§ **Written problem**
Check every line below for the word "Óleos" and give only the number of lines where it appears.

Collected data

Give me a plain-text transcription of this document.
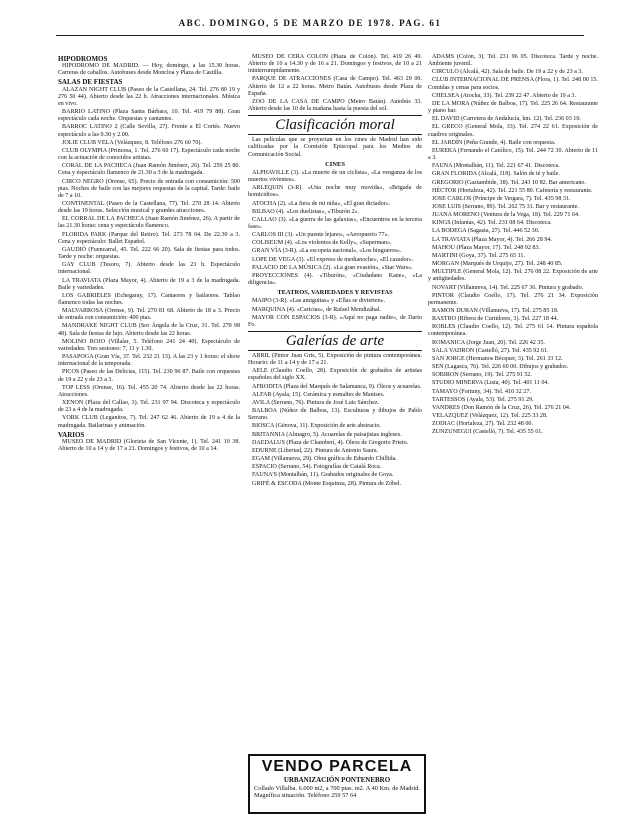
ABC. DOMINGO, 5 DE MARZO DE 1978. PAG. 61
HIPODROMOS
HIPODROMO DE MADRID. — Hoy, domingo, a las 15.30 horas. Carreras de caballos. Autobuses desde Moncloa y Plaza de Castilla.
SALAS DE FIESTAS
ALAZAN NIGHT CLUB (Paseo de la Castellana, 24. Tel. 276 80 19 y 276 50 44). Abierto desde las 22 h. Atracciones internacionales. Música en vivo.
BARRIO LATINO (Plaza Santa Bárbara, 10. Tel. 419 79 88). Gran espectáculo cada noche. Orquestas y cantantes.
BARROC LATINO 2 (Calle Sevilla, 27). Frente a El Cortés. Nuevo espectáculo a las 0.30 y 2.00.
JOLIE CLUB VELA (Velázquez, 8. Teléfono 276 60 70).
CLUB OLYMPIA (Princesa, 1. Tel. 276 60 17). Espectáculo cada noche con la actuación de conocidos artistas.
CORAL DE LA PACHECA (Juan Ramón Jiménez, 26). Tel. 259 25 80. Cena y espectáculo flamenco de 21.30 a 3 de la madrugada.
CIRCO NEGRO (Orense, 65). Precio de entrada con consumición: 500 ptas. Noches de baile con las mejores orquestas de la capital. Tarde: baile de 7 a 10.
CONTINENTAL (Paseo de la Castellana, 77). Tel. 270 28 14. Abierto desde las 19 horas. Selección musical y grandes atracciones.
EL CORRAL DE LA PACHECA (Juan Ramón Jiménez, 26). A partir de las 21.30 horas: cena y espectáculo flamenco.
FLORIDA PARK (Parque del Retiro). Tel. 273 78 04. De 22.30 a 3. Cena y espectáculo: Ballet Español.
GAUDIÓ (Fuencarral, 45. Tel. 222 66 20). Sala de fiestas para todos. Tarde y noche: orquestas.
GAY CLUB (Tesoro, 7). Abierto desde las 23 h. Espectáculo internacional.
LA TRAVIATA (Plaza Mayor, 4). Abierto de 19 a 3 de la madrugada. Baile y variedades.
LOS GABRIELES (Echegaray, 17). Cantaores y bailaores. Tablao flamenco todas las noches.
MALVARROSA (Orense, 9). Tel. 270 81 68. Abierto de 18 a 3. Precio de entrada con consumición: 400 ptas.
MANDRAKE NIGHT CLUB (Sor Ángela de la Cruz, 31. Tel. 270 98 48). Sala de fiestas de lujo. Abierto desde las 22 horas.
MOLINO ROJO (Villalar, 5. Teléfono 241 24 40). Espectáculo de variedades. Tres sesiones: 7, 11 y 1.30.
PASAPOGA (Gran Vía, 37. Tel. 232 21 13). A las 23 y 1 horas: el show internacional de la temporada.
PICOS (Paseo de las Delicias, 115). Tel. 230 96 87. Baile con orquestas de 19 a 22 y de 23 a 3.
TOP LESS (Orense, 16). Tel. 455 20 74. Abierto desde las 22 horas. Atracciones.
XENON (Plaza del Callao, 3). Tel. 231 97 94. Discoteca y espectáculo de 23 a 4 de la madrugada.
YORK CLUB (Leganitos, 7). Tel. 247 62 46. Abierto de 19 a 4 de la madrugada. Bailarinas y animación.
VARIOS
MUSEO DE MADRID (Glorieta de San Vicente, 1). Tel. 241 10 38. Abierto de 10 a 14 y de 17 a 21. Domingos y festivos, de 10 a 14.
MUSEO DE CERA COLÓN (Plaza de Colón). Tel. 419 26 49. Abierto de 10 a 14.30 y de 16 a 21. Domingos y festivos, de 10 a 21 ininterrumpidamente.
PARQUE DE ATRACCIONES (Casa de Campo). Tel. 463 29 00. Abierto de 12 a 22 horas. Metro Batán. Autobuses desde Plaza de España.
ZOO DE LA CASA DE CAMPO (Metro Batán). Autobús 33. Abierto desde las 10 de la mañana hasta la puesta del sol.
Clasificación moral
Las películas que se proyectan en los cines de Madrid han sido calificadas por la Comisión Episcopal para los Medios de Comunicación Social.
CINES
ALPHAVILLE (3). «La muerte de un ciclista», «La venganza de los muertos vivientes».
ARLEQUIN (3-R). «Una noche muy movida», «Brigada de homicidios».
ATOCHA (2). «La fiera de mi niña», «El gran dictador».
BILBAO (4). «Los duelistas», «Tiburón 2».
CALLAO (3). «La guerra de las galaxias», «Encuentros en la tercera fase».
CARLOS III (3). «Un puente lejano», «Aeropuerto 77».
COLISEUM (4). «Los violentos de Kelly», «Superman».
GRAN VÍA (3-R). «La escopeta nacional», «Los bingueros».
LOPE DE VEGA (3). «El expreso de medianoche», «El cazador».
PALACIO DE LA MÚSICA (2). «La gran evasión», «Star Wars».
PROYECCIONES (4). «Tiburón», «Ciudadano Kane», «La diligencia».
TEATROS, VARIEDADES Y REVISTAS
MAIPO (3-R). «Las amiguitas» y «Ellas se divierten».
MARQUINA (4). «Caricias», de Rafael Mendizábal.
MAYOR CON ESPACIOS (3-R). «Aquí no paga nadie», de Dario Fo.
Galerías de arte
ABRIL (Pintor Juan Gris, 5). Exposición de pintura contemporánea. Horario: de 11 a 14 y de 17 a 21.
AELE (Claudio Coello, 28). Exposición de grabados de artistas españoles del siglo XX.
AFRODITA (Plaza del Marqués de Salamanca, 9). Óleos y acuarelas.
ALFAR (Ayala, 15). Cerámica y esmaltes de Manises.
AVILA (Serrano, 76). Pintura de José Luis Sánchez.
BALBOA (Núñez de Balboa, 13). Esculturas y dibujos de Pablo Serrano.
BIOSCA (Génova, 11). Exposición de arte abstracto.
BRITANNIA (Almagro, 5). Acuarelas de paisajistas ingleses.
DAEDALUS (Plaza de Chamberí, 4). Óleos de Gregorio Prieto.
EDURNE (Libertad, 22). Pintura de Antonio Saura.
EGAM (Villanueva, 29). Obra gráfica de Eduardo Chillida.
ESPACIO (Serrano, 54). Fotografías de Catalá Roca.
FAUNA'S (Montalbán, 11). Grabados originales de Goya.
GRIFÉ & ESCODA (Monte Esquinza, 28). Pintura de Zóbel.
VENDO PARCELA
URBANIZACIÓN PONTENEBRO
Collado Villalba. 6.000 m2, a 700 ptas. m2. A 40 Km. de Madrid. Magnífica situación. Teléfono 259 57 64
ADAMS (Colón, 3). Tel. 231 96 05. Discoteca. Tarde y noche. Ambiente juvenil.
CIRCULO (Alcalá, 42). Sala de baile. De 19 a 22 y de 23 a 3.
CLUB INTERNACIONAL DE PRENSA (Flora, 1). Tel. 248 00 15. Comidas y cenas para socios.
CHELSEA (Atocha, 33). Tel. 239 22 47. Abierto de 19 a 3.
DE LA MORA (Núñez de Balboa, 17). Tel. 225 26 64. Restaurante y piano bar.
EL DAVID (Carretera de Andalucía, km. 12). Tel. 236 03 10.
EL GRECO (General Mola, 33). Tel. 274 22 61. Exposición de cuadros originales.
EL JARDÍN (Peña Grande, 4). Baile con orquesta.
EUREKA (Fernando el Católico, 15). Tel. 244 72 30. Abierto de 11 a 3.
FAUNA (Montalbán, 11). Tel. 221 67 41. Discoteca.
GRAN FLORIDA (Alcalá, 118). Salón de té y baile.
GREGORIO (Gaztambide, 38). Tel. 243 10 82. Bar americano.
HÉCTOR (Hortaleza, 42). Tel. 221 55 80. Cafetería y restaurante.
JOSE CARLOS (Príncipe de Vergara, 7). Tel. 435 98 31.
JOSE LUIS (Serrano, 89). Tel. 262 75 31. Bar y restaurante.
JUANA MORENO (Ventura de la Vega, 18). Tel. 229 71 64.
KINGS (Infantas, 42). Tel. 231 08 64. Discoteca.
LA BODEGA (Sagasta, 27). Tel. 446 52 30.
LA TRAVIATA (Plaza Mayor, 4). Tel. 266 28 94.
MAHOU (Plaza Mayor, 17). Tel. 248 92 83.
MARTINI (Goya, 37). Tel. 275 65 11.
MORGAN (Marqués de Urquijo, 27). Tel. 248 40 85.
MULTIPLE (General Mola, 12). Tel. 276 08 22. Exposición de arte y antigüedades.
NOVART (Villanueva, 14). Tel. 225 67 36. Pintura y grabado.
PINTOR (Claudio Coello, 17). Tel. 276 21 34. Exposición permanente.
RAMON DURAN (Villanueva, 17). Tel. 275 85 18.
RASTRO (Ribera de Curtidores, 3). Tel. 227 18 44.
ROBLES (Claudio Coello, 12). Tel. 275 61 14. Pintura española contemporánea.
ROMANICA (Jorge Juan, 20). Tel. 226 42 35.
SALA VADRON (Castelló, 27). Tel. 435 92 61.
SAN JORGE (Hermanos Bécquer, 3). Tel. 261 33 12.
SEN (Lagasca, 76). Tel. 226 60 00. Dibujos y grabados.
SOBIRON (Serrano, 19). Tel. 275 91 52.
STUDIO MINERVA (Lista, 40). Tel. 401 11 04.
TAMAYO (Fortuny, 34). Tel. 410 32 27.
TARTESSOS (Ayala, 53). Tel. 275 91 29.
VANDRES (Don Ramón de la Cruz, 26). Tel. 276 21 04.
VELAZQUEZ (Velázquez, 12). Tel. 225 33 28.
ZODIAC (Hortaleza, 27). Tel. 232 48 00.
ZUNZUNEGUI (Castelló, 7). Tel. 435 55 61.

§ **Written response**
2